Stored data
==============================

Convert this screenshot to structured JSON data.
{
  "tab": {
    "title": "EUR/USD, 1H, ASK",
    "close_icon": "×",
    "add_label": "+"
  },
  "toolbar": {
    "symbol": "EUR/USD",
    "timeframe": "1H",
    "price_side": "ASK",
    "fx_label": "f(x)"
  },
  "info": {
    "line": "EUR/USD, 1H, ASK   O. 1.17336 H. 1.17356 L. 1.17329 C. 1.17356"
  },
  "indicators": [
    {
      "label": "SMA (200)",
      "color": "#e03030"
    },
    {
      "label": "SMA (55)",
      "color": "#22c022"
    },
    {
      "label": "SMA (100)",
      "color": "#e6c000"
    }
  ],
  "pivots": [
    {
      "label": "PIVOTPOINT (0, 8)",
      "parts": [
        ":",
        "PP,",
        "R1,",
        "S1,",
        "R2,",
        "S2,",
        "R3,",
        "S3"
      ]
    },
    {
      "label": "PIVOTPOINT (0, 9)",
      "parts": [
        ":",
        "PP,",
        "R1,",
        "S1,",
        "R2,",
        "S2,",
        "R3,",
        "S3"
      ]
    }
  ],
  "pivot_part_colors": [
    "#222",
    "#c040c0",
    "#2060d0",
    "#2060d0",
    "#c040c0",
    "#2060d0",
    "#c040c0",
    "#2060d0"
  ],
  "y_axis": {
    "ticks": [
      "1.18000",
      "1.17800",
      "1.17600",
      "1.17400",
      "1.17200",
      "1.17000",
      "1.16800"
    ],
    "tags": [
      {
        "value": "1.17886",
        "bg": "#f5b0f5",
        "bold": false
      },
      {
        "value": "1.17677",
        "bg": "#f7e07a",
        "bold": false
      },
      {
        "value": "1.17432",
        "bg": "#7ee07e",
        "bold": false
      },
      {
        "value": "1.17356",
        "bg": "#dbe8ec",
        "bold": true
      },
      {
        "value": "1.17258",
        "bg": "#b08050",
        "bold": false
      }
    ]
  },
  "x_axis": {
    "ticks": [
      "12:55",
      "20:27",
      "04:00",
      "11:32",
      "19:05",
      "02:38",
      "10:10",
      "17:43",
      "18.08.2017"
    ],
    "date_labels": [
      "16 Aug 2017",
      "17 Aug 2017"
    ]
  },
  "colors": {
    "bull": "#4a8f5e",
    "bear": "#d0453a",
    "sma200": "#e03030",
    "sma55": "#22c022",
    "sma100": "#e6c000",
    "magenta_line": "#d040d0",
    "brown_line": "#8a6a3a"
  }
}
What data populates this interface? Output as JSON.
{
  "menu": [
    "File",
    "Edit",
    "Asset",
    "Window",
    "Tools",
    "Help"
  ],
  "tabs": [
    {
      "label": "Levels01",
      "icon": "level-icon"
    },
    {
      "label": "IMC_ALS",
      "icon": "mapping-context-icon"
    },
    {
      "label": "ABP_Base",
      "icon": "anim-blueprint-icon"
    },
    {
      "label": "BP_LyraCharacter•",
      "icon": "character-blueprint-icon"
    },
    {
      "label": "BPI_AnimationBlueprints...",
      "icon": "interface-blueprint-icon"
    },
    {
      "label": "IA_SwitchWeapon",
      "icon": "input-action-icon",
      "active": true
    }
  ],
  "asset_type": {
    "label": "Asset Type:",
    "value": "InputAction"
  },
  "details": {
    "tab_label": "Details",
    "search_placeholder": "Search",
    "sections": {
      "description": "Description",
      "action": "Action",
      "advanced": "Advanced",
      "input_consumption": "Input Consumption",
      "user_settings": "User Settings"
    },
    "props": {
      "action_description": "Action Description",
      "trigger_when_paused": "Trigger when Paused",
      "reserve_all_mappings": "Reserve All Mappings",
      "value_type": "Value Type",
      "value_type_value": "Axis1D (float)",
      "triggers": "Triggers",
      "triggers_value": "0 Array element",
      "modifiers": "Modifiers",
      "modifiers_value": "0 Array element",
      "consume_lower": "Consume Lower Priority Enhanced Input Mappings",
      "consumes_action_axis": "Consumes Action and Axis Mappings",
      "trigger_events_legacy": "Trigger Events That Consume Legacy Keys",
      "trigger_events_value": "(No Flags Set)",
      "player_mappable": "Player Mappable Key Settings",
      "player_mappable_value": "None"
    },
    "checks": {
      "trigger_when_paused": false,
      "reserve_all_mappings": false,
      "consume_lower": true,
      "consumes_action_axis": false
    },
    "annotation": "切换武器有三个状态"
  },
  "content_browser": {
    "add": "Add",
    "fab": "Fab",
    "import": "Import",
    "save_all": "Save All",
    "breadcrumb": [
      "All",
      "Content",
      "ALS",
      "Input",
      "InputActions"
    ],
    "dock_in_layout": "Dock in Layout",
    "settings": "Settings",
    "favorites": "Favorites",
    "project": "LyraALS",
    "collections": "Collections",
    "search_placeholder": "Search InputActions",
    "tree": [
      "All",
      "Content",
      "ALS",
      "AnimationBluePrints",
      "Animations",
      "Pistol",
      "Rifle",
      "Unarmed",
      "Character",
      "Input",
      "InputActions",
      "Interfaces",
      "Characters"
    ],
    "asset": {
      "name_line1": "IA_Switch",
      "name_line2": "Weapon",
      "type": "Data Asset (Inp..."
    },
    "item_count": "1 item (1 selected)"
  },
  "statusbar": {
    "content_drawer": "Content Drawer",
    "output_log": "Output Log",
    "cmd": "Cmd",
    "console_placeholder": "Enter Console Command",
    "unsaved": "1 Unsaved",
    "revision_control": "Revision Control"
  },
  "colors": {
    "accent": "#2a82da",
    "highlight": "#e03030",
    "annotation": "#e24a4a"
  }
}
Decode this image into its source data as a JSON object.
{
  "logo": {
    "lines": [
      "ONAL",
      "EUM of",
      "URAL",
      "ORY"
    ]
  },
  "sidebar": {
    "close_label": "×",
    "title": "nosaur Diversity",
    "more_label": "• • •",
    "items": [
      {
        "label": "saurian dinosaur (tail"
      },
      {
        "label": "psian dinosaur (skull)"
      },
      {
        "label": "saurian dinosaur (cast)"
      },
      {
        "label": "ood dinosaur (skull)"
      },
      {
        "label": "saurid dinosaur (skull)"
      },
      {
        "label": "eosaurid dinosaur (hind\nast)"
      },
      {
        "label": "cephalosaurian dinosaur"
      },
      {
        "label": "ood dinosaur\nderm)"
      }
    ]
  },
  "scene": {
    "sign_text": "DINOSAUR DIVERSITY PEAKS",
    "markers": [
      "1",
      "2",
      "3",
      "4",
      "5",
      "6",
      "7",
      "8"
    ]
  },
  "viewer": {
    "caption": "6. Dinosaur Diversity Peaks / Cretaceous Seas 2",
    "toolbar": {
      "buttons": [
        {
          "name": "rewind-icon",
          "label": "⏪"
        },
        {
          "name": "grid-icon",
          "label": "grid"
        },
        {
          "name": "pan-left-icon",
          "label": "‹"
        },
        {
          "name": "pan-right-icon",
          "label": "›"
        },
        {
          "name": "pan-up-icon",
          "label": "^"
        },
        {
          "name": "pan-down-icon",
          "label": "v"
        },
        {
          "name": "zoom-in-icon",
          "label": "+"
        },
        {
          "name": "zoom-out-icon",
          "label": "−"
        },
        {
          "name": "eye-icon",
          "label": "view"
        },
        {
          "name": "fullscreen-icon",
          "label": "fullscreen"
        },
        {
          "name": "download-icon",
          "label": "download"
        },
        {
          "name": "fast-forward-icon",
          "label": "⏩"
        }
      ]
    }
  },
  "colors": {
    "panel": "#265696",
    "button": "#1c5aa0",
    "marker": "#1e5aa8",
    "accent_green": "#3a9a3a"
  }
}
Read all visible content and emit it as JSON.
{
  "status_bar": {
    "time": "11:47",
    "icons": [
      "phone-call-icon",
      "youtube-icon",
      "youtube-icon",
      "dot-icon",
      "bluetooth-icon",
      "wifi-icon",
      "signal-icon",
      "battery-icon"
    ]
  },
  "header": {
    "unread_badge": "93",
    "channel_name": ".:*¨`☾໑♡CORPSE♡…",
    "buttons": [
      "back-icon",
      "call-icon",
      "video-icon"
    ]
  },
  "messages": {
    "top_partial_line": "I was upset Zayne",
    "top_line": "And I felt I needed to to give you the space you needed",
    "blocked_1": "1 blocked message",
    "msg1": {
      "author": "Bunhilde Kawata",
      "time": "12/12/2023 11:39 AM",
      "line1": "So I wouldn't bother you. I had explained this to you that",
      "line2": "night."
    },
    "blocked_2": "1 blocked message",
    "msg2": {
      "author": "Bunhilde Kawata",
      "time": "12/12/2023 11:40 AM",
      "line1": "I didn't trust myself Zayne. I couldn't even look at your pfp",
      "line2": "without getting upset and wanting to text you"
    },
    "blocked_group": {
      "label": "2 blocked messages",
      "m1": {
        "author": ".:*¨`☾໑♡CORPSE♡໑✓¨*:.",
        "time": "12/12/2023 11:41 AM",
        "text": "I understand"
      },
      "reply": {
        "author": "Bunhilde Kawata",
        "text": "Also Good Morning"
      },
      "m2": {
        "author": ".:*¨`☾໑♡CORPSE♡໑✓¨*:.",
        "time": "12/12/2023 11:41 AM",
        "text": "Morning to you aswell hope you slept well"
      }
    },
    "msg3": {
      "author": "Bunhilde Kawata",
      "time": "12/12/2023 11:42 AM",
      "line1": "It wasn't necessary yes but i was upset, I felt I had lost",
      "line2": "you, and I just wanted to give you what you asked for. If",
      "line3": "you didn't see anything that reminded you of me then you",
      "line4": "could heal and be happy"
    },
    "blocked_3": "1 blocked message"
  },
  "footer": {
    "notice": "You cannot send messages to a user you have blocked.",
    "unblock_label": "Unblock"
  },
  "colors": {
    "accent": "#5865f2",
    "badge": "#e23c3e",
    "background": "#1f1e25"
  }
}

==============================

▶ _Task objective_
State the number of lines in the preceding entries that include the word "Settings". Provide nothing else.

▶ _Answer to the task_
3